Please output every line of the material as it stands, without the pictures.

Data records:
-- START --

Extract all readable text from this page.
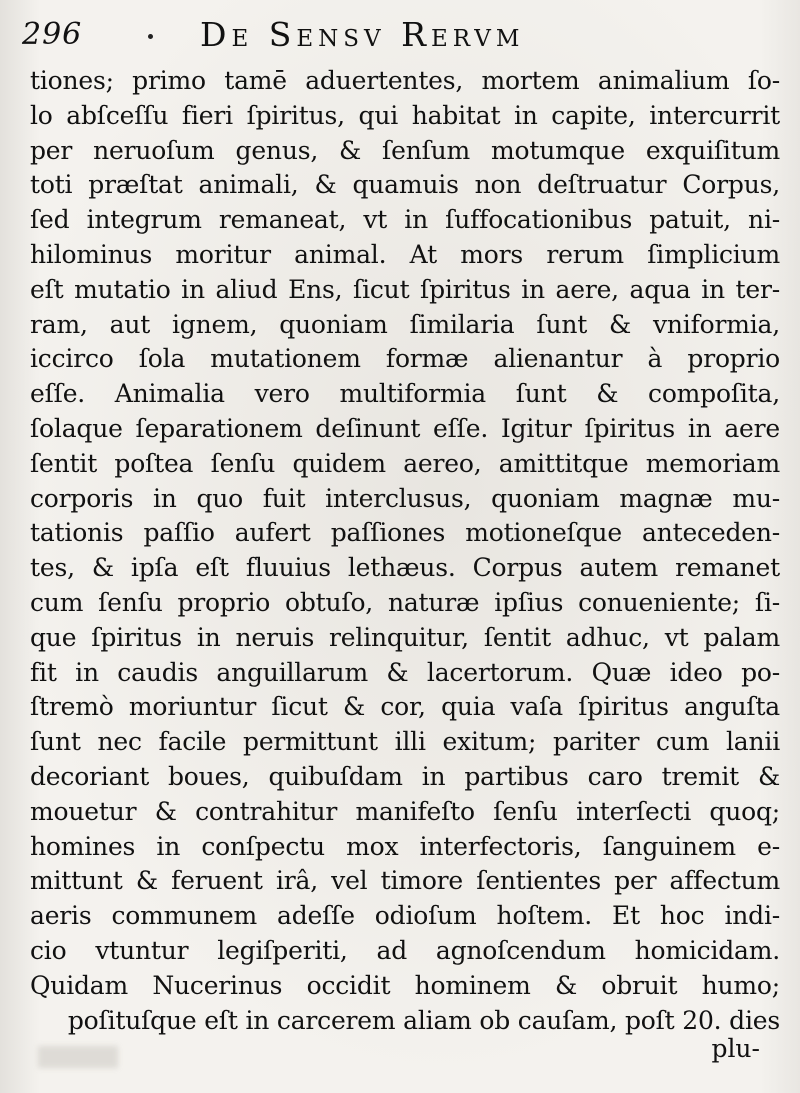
296	De Sensv Rervm
tiones; primo tamē aduertentes, mortem animalium ſo-
lo abſceſſu fieri ſpiritus, qui habitat in capite, intercurrit
per neruoſum genus, & ſenſum motumque exquiſitum
toti præſtat animali, & quamuis non deſtruatur Corpus,
ſed integrum remaneat, vt in ſuffocationibus patuit, ni-
hilominus moritur animal. At mors rerum ſimplicium
eſt mutatio in aliud Ens, ſicut ſpiritus in aere, aqua in ter-
ram, aut ignem, quoniam ſimilaria ſunt & vniformia,
iccirco ſola mutationem formæ alienantur à proprio
eſſe. Animalia vero multiformia ſunt & compoſita,
ſolaque ſeparationem deſinunt eſſe. Igitur ſpiritus in aere
ſentit poſtea ſenſu quidem aereo, amittitque memoriam
corporis in quo fuit interclusus, quoniam magnæ mu-
tationis paſſio aufert paſſiones motioneſque anteceden-
tes, & ipſa eſt fluuius lethæus. Corpus autem remanet
cum ſenſu proprio obtuſo, naturæ ipſius conueniente; ſi-
que ſpiritus in neruis relinquitur, ſentit adhuc, vt palam
fit in caudis anguillarum & lacertorum. Quæ ideo po-
ſtremò moriuntur ſicut & cor, quia vaſa ſpiritus anguſta
ſunt nec facile permittunt illi exitum; pariter cum lanii
decoriant boues, quibuſdam in partibus caro tremit &
mouetur & contrahitur manifeſto ſenſu interſecti quoq;
homines in conſpectu mox interfectoris, ſanguinem e-
mittunt & feruent irâ, vel timore ſentientes per affectum
aeris communem adeſſe odioſum hoſtem. Et hoc indi-
cio vtuntur legiſperiti, ad agnoſcendum homicidam.
Quidam Nucerinus occidit hominem & obruit humo;
poſituſque eſt in carcerem aliam ob cauſam, poſt 20. dies
plu-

-- END --

TASK RESULT:
Extract all readable text from this page.
296	De Sensv Rervm
tiones; primo tamē aduertentes, mortem animalium ſo-
lo abſceſſu fieri ſpiritus, qui habitat in capite, intercurrit
per neruoſum genus, & ſenſum motumque exquiſitum
toti præſtat animali, & quamuis non deſtruatur Corpus,
ſed integrum remaneat, vt in ſuffocationibus patuit, ni-
hilominus moritur animal. At mors rerum ſimplicium
eſt mutatio in aliud Ens, ſicut ſpiritus in aere, aqua in ter-
ram, aut ignem, quoniam ſimilaria ſunt & vniformia,
iccirco ſola mutationem formæ alienantur à proprio
eſſe. Animalia vero multiformia ſunt & compoſita,
ſolaque ſeparationem deſinunt eſſe. Igitur ſpiritus in aere
ſentit poſtea ſenſu quidem aereo, amittitque memoriam
corporis in quo fuit interclusus, quoniam magnæ mu-
tationis paſſio aufert paſſiones motioneſque anteceden-
tes, & ipſa eſt fluuius lethæus. Corpus autem remanet
cum ſenſu proprio obtuſo, naturæ ipſius conueniente; ſi-
que ſpiritus in neruis relinquitur, ſentit adhuc, vt palam
fit in caudis anguillarum & lacertorum. Quæ ideo po-
ſtremò moriuntur ſicut & cor, quia vaſa ſpiritus anguſta
ſunt nec facile permittunt illi exitum; pariter cum lanii
decoriant boues, quibuſdam in partibus caro tremit &
mouetur & contrahitur manifeſto ſenſu interſecti quoq;
homines in conſpectu mox interfectoris, ſanguinem e-
mittunt & feruent irâ, vel timore ſentientes per affectum
aeris communem adeſſe odioſum hoſtem. Et hoc indi-
cio vtuntur legiſperiti, ad agnoſcendum homicidam.
Quidam Nucerinus occidit hominem & obruit humo;
poſituſque eſt in carcerem aliam ob cauſam, poſt 20. dies
plu-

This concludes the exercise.